### [What the task asks]
Retype everything in the listing, leaving each line exactly as it is.

### [Available records]
....................

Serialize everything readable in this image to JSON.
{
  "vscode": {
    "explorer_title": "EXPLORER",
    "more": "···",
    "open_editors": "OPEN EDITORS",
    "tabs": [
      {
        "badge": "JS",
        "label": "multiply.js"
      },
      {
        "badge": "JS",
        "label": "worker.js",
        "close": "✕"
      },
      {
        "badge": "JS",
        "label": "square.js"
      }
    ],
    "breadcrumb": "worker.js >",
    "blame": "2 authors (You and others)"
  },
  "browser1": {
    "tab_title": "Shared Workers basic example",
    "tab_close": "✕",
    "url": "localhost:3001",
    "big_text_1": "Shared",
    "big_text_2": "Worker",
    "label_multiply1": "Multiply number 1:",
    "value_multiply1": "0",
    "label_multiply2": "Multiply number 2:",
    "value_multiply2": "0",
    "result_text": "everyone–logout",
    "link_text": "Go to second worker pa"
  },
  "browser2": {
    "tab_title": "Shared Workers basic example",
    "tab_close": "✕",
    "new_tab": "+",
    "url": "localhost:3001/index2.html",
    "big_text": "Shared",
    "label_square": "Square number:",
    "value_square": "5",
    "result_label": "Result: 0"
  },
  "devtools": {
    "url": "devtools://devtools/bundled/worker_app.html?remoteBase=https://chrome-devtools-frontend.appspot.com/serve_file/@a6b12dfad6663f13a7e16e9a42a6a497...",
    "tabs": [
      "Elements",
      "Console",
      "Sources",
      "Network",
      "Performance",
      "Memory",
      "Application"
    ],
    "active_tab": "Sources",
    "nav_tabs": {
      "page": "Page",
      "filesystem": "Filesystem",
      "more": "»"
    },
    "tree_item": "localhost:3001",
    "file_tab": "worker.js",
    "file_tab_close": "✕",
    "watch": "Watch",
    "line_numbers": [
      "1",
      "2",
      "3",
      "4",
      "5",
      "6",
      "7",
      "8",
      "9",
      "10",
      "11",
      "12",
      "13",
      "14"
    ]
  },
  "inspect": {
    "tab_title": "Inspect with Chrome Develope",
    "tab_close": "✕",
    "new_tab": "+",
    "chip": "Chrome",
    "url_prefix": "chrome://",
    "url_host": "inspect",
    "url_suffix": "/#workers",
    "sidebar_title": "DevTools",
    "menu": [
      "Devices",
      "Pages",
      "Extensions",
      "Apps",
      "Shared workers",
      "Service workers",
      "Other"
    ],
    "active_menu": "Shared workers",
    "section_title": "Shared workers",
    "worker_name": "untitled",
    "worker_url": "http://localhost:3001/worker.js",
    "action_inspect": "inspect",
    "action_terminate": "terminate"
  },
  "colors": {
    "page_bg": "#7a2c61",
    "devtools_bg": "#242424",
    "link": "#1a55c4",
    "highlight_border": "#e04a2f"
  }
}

....................

### [Task solution]
Serialize everything readable in this image to JSON.
{
  "vscode": {
    "explorer_title": "EXPLORER",
    "more": "···",
    "open_editors": "OPEN EDITORS",
    "tabs": [
      {
        "badge": "JS",
        "label": "multiply.js"
      },
      {
        "badge": "JS",
        "label": "worker.js",
        "close": "✕"
      },
      {
        "badge": "JS",
        "label": "square.js"
      }
    ],
    "breadcrumb": "worker.js >",
    "blame": "2 authors (You and others)"
  },
  "browser1": {
    "tab_title": "Shared Workers basic example",
    "tab_close": "✕",
    "url": "localhost:3001",
    "big_text_1": "Shared",
    "big_text_2": "Worker",
    "label_multiply1": "Multiply number 1:",
    "value_multiply1": "0",
    "label_multiply2": "Multiply number 2:",
    "value_multiply2": "0",
    "result_text": "everyone–logout",
    "link_text": "Go to second worker pa"
  },
  "browser2": {
    "tab_title": "Shared Workers basic example",
    "tab_close": "✕",
    "new_tab": "+",
    "url": "localhost:3001/index2.html",
    "big_text": "Shared",
    "label_square": "Square number:",
    "value_square": "5",
    "result_label": "Result: 0"
  },
  "devtools": {
    "url": "devtools://devtools/bundled/worker_app.html?remoteBase=https://chrome-devtools-frontend.appspot.com/serve_file/@a6b12dfad6663f13a7e16e9a42a6a497...",
    "tabs": [
      "Elements",
      "Console",
      "Sources",
      "Network",
      "Performance",
      "Memory",
      "Application"
    ],
    "active_tab": "Sources",
    "nav_tabs": {
      "page": "Page",
      "filesystem": "Filesystem",
      "more": "»"
    },
    "tree_item": "localhost:3001",
    "file_tab": "worker.js",
    "file_tab_close": "✕",
    "watch": "Watch",
    "line_numbers": [
      "1",
      "2",
      "3",
      "4",
      "5",
      "6",
      "7",
      "8",
      "9",
      "10",
      "11",
      "12",
      "13",
      "14"
    ]
  },
  "inspect": {
    "tab_title": "Inspect with Chrome Develope",
    "tab_close": "✕",
    "new_tab": "+",
    "chip": "Chrome",
    "url_prefix": "chrome://",
    "url_host": "inspect",
    "url_suffix": "/#workers",
    "sidebar_title": "DevTools",
    "menu": [
      "Devices",
      "Pages",
      "Extensions",
      "Apps",
      "Shared workers",
      "Service workers",
      "Other"
    ],
    "active_menu": "Shared workers",
    "section_title": "Shared workers",
    "worker_name": "untitled",
    "worker_url": "http://localhost:3001/worker.js",
    "action_inspect": "inspect",
    "action_terminate": "terminate"
  },
  "colors": {
    "page_bg": "#7a2c61",
    "devtools_bg": "#242424",
    "link": "#1a55c4",
    "highlight_border": "#e04a2f"
  }
}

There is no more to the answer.